* Description of the task *
Without the pictures, can you quote each line below exactly?

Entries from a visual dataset
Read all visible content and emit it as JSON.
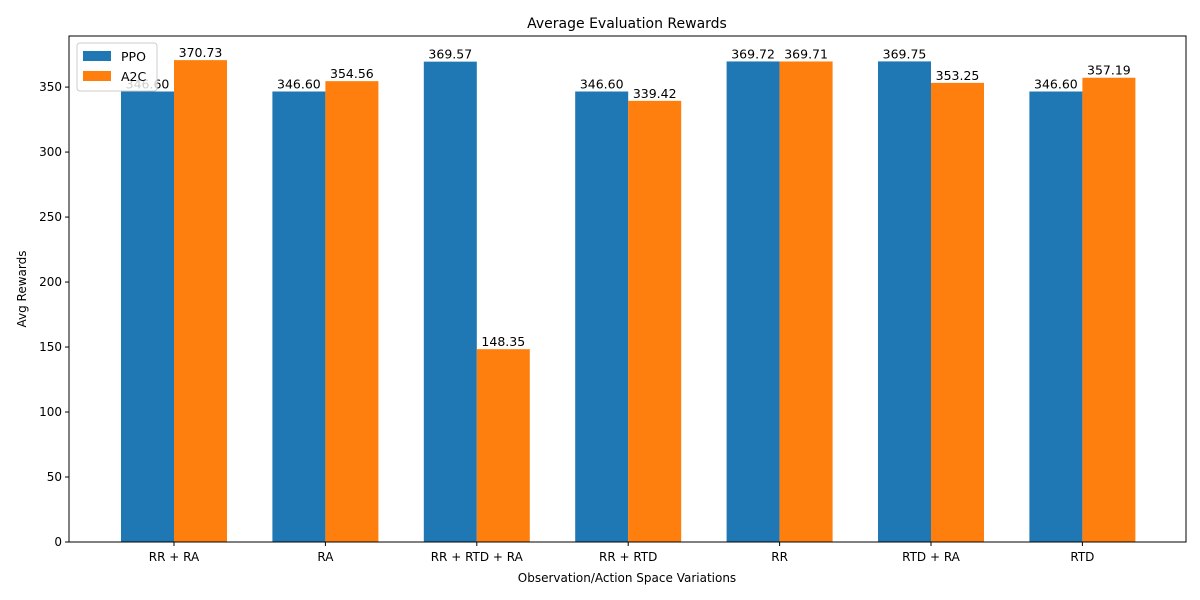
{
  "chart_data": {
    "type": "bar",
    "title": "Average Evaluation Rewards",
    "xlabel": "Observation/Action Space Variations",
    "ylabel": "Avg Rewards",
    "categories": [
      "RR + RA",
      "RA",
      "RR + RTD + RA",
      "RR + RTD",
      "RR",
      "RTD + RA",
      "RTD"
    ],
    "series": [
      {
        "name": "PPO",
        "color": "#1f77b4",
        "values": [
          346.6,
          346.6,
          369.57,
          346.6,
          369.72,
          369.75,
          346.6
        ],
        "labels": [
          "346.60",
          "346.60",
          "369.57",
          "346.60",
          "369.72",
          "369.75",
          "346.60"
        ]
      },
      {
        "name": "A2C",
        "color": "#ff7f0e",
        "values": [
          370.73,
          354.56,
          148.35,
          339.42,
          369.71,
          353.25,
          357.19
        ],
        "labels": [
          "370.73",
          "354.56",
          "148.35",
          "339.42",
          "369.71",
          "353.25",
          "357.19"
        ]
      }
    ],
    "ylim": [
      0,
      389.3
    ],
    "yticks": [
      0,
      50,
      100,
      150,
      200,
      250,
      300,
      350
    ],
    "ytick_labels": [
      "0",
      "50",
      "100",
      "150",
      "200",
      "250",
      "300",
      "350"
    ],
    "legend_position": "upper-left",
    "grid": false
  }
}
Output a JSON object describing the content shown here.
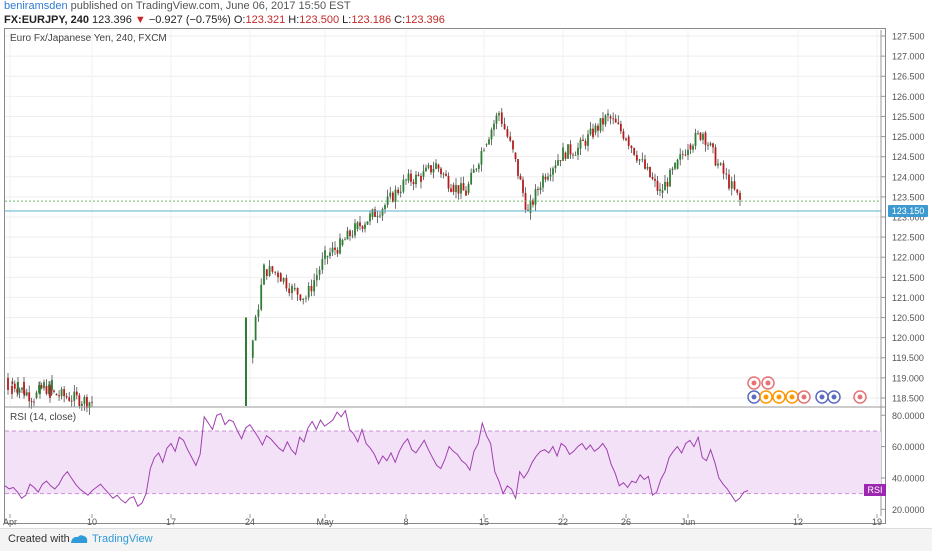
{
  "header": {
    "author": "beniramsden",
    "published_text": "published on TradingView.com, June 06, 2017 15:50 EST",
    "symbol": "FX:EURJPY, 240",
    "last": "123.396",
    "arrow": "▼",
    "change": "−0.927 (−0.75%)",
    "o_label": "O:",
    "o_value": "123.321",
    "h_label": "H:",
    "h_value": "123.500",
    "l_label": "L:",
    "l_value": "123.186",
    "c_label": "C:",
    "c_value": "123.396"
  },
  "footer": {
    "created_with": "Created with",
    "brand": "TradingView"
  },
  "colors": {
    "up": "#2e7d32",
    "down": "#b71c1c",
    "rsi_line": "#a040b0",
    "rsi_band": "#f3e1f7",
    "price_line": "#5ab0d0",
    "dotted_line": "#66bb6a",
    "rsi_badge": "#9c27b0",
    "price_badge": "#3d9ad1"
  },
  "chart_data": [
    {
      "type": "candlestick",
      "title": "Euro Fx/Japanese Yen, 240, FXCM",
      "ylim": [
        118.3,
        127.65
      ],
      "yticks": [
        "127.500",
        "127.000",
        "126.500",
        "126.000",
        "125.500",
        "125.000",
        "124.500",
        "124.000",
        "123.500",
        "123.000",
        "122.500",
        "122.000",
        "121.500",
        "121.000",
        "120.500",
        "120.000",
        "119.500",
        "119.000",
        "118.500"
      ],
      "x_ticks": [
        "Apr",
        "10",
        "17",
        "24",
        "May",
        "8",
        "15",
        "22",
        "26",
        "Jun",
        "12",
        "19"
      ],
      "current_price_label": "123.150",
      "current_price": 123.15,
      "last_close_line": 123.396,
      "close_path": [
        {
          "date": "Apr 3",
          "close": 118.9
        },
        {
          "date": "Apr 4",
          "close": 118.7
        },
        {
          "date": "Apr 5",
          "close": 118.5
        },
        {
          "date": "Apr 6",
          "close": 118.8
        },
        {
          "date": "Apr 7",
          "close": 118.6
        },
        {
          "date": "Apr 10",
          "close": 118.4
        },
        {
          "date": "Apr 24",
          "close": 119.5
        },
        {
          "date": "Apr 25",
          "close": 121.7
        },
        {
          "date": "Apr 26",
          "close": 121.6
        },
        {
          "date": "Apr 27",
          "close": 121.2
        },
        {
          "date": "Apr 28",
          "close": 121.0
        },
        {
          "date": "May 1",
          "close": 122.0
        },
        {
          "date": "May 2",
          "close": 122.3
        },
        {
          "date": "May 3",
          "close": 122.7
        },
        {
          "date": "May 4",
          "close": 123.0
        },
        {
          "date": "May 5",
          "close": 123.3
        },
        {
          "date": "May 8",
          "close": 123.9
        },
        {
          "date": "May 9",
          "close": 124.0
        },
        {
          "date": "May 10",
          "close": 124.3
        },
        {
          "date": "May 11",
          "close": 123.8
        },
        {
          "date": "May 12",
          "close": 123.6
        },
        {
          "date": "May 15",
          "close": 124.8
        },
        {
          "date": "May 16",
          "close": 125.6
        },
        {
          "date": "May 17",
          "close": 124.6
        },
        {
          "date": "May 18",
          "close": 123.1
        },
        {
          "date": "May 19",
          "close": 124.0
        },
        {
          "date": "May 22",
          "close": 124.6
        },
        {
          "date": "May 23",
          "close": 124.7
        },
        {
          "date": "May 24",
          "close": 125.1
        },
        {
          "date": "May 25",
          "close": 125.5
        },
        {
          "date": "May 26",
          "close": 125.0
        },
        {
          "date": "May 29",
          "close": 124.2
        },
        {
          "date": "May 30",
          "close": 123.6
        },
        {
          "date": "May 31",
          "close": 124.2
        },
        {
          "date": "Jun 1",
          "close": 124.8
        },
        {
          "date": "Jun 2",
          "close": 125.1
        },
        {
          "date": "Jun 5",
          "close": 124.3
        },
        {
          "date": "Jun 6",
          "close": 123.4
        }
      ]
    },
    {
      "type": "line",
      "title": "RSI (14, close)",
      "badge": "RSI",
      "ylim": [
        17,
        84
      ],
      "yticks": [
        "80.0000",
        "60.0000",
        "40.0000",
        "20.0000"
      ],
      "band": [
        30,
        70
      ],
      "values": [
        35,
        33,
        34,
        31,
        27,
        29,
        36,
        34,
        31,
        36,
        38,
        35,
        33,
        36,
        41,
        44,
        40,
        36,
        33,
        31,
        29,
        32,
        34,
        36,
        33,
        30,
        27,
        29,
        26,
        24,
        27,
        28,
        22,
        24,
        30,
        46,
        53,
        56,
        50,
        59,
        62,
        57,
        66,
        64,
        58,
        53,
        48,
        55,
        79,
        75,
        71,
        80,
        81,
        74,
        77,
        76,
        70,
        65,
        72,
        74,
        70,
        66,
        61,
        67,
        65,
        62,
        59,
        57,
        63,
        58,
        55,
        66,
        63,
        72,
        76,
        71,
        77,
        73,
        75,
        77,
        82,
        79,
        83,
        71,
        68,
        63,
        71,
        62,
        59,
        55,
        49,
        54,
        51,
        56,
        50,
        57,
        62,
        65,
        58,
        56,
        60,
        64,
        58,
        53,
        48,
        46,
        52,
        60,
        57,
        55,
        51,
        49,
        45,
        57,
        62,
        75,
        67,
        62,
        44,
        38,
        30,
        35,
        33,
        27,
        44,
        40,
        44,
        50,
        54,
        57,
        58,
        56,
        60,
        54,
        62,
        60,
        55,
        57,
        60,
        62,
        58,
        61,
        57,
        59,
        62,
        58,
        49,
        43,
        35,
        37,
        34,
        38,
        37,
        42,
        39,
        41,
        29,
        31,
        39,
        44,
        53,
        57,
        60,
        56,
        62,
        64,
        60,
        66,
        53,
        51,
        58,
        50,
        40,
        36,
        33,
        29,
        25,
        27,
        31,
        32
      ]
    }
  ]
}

* Expected answer *
Read all visible content and emit it as JSON.
{
  "chart_data": {
    "type": "bar",
    "title": "Average Evaluation Rewards",
    "xlabel": "Observation/Action Space Variations",
    "ylabel": "Avg Rewards",
    "categories": [
      "RR + RA",
      "RA",
      "RR + RTD + RA",
      "RR + RTD",
      "RR",
      "RTD + RA",
      "RTD"
    ],
    "series": [
      {
        "name": "PPO",
        "color": "#1f77b4",
        "values": [
          346.6,
          346.6,
          369.57,
          346.6,
          369.72,
          369.75,
          346.6
        ],
        "labels": [
          "346.60",
          "346.60",
          "369.57",
          "346.60",
          "369.72",
          "369.75",
          "346.60"
        ]
      },
      {
        "name": "A2C",
        "color": "#ff7f0e",
        "values": [
          370.73,
          354.56,
          148.35,
          339.42,
          369.71,
          353.25,
          357.19
        ],
        "labels": [
          "370.73",
          "354.56",
          "148.35",
          "339.42",
          "369.71",
          "353.25",
          "357.19"
        ]
      }
    ],
    "ylim": [
      0,
      389.3
    ],
    "yticks": [
      0,
      50,
      100,
      150,
      200,
      250,
      300,
      350
    ],
    "ytick_labels": [
      "0",
      "50",
      "100",
      "150",
      "200",
      "250",
      "300",
      "350"
    ],
    "legend_position": "upper-left",
    "grid": false
  }
}
Output a JSON object describing the content shown here.
{
  "header": {
    "author": "beniramsden",
    "published_text": "published on TradingView.com, June 06, 2017 15:50 EST",
    "symbol": "FX:EURJPY, 240",
    "last": "123.396",
    "arrow": "▼",
    "change": "−0.927 (−0.75%)",
    "o_label": "O:",
    "o_value": "123.321",
    "h_label": "H:",
    "h_value": "123.500",
    "l_label": "L:",
    "l_value": "123.186",
    "c_label": "C:",
    "c_value": "123.396"
  },
  "footer": {
    "created_with": "Created with",
    "brand": "TradingView"
  },
  "colors": {
    "up": "#2e7d32",
    "down": "#b71c1c",
    "rsi_line": "#a040b0",
    "rsi_band": "#f3e1f7",
    "price_line": "#5ab0d0",
    "dotted_line": "#66bb6a",
    "rsi_badge": "#9c27b0",
    "price_badge": "#3d9ad1"
  },
  "chart_data": [
    {
      "type": "candlestick",
      "title": "Euro Fx/Japanese Yen, 240, FXCM",
      "ylim": [
        118.3,
        127.65
      ],
      "yticks": [
        "127.500",
        "127.000",
        "126.500",
        "126.000",
        "125.500",
        "125.000",
        "124.500",
        "124.000",
        "123.500",
        "123.000",
        "122.500",
        "122.000",
        "121.500",
        "121.000",
        "120.500",
        "120.000",
        "119.500",
        "119.000",
        "118.500"
      ],
      "x_ticks": [
        "Apr",
        "10",
        "17",
        "24",
        "May",
        "8",
        "15",
        "22",
        "26",
        "Jun",
        "12",
        "19"
      ],
      "current_price_label": "123.150",
      "current_price": 123.15,
      "last_close_line": 123.396,
      "close_path": [
        {
          "date": "Apr 3",
          "close": 118.9
        },
        {
          "date": "Apr 4",
          "close": 118.7
        },
        {
          "date": "Apr 5",
          "close": 118.5
        },
        {
          "date": "Apr 6",
          "close": 118.8
        },
        {
          "date": "Apr 7",
          "close": 118.6
        },
        {
          "date": "Apr 10",
          "close": 118.4
        },
        {
          "date": "Apr 24",
          "close": 119.5
        },
        {
          "date": "Apr 25",
          "close": 121.7
        },
        {
          "date": "Apr 26",
          "close": 121.6
        },
        {
          "date": "Apr 27",
          "close": 121.2
        },
        {
          "date": "Apr 28",
          "close": 121.0
        },
        {
          "date": "May 1",
          "close": 122.0
        },
        {
          "date": "May 2",
          "close": 122.3
        },
        {
          "date": "May 3",
          "close": 122.7
        },
        {
          "date": "May 4",
          "close": 123.0
        },
        {
          "date": "May 5",
          "close": 123.3
        },
        {
          "date": "May 8",
          "close": 123.9
        },
        {
          "date": "May 9",
          "close": 124.0
        },
        {
          "date": "May 10",
          "close": 124.3
        },
        {
          "date": "May 11",
          "close": 123.8
        },
        {
          "date": "May 12",
          "close": 123.6
        },
        {
          "date": "May 15",
          "close": 124.8
        },
        {
          "date": "May 16",
          "close": 125.6
        },
        {
          "date": "May 17",
          "close": 124.6
        },
        {
          "date": "May 18",
          "close": 123.1
        },
        {
          "date": "May 19",
          "close": 124.0
        },
        {
          "date": "May 22",
          "close": 124.6
        },
        {
          "date": "May 23",
          "close": 124.7
        },
        {
          "date": "May 24",
          "close": 125.1
        },
        {
          "date": "May 25",
          "close": 125.5
        },
        {
          "date": "May 26",
          "close": 125.0
        },
        {
          "date": "May 29",
          "close": 124.2
        },
        {
          "date": "May 30",
          "close": 123.6
        },
        {
          "date": "May 31",
          "close": 124.2
        },
        {
          "date": "Jun 1",
          "close": 124.8
        },
        {
          "date": "Jun 2",
          "close": 125.1
        },
        {
          "date": "Jun 5",
          "close": 124.3
        },
        {
          "date": "Jun 6",
          "close": 123.4
        }
      ]
    },
    {
      "type": "line",
      "title": "RSI (14, close)",
      "badge": "RSI",
      "ylim": [
        17,
        84
      ],
      "yticks": [
        "80.0000",
        "60.0000",
        "40.0000",
        "20.0000"
      ],
      "band": [
        30,
        70
      ],
      "values": [
        35,
        33,
        34,
        31,
        27,
        29,
        36,
        34,
        31,
        36,
        38,
        35,
        33,
        36,
        41,
        44,
        40,
        36,
        33,
        31,
        29,
        32,
        34,
        36,
        33,
        30,
        27,
        29,
        26,
        24,
        27,
        28,
        22,
        24,
        30,
        46,
        53,
        56,
        50,
        59,
        62,
        57,
        66,
        64,
        58,
        53,
        48,
        55,
        79,
        75,
        71,
        80,
        81,
        74,
        77,
        76,
        70,
        65,
        72,
        74,
        70,
        66,
        61,
        67,
        65,
        62,
        59,
        57,
        63,
        58,
        55,
        66,
        63,
        72,
        76,
        71,
        77,
        73,
        75,
        77,
        82,
        79,
        83,
        71,
        68,
        63,
        71,
        62,
        59,
        55,
        49,
        54,
        51,
        56,
        50,
        57,
        62,
        65,
        58,
        56,
        60,
        64,
        58,
        53,
        48,
        46,
        52,
        60,
        57,
        55,
        51,
        49,
        45,
        57,
        62,
        75,
        67,
        62,
        44,
        38,
        30,
        35,
        33,
        27,
        44,
        40,
        44,
        50,
        54,
        57,
        58,
        56,
        60,
        54,
        62,
        60,
        55,
        57,
        60,
        62,
        58,
        61,
        57,
        59,
        62,
        58,
        49,
        43,
        35,
        37,
        34,
        38,
        37,
        42,
        39,
        41,
        29,
        31,
        39,
        44,
        53,
        57,
        60,
        56,
        62,
        64,
        60,
        66,
        53,
        51,
        58,
        50,
        40,
        36,
        33,
        29,
        25,
        27,
        31,
        32
      ]
    }
  ]
}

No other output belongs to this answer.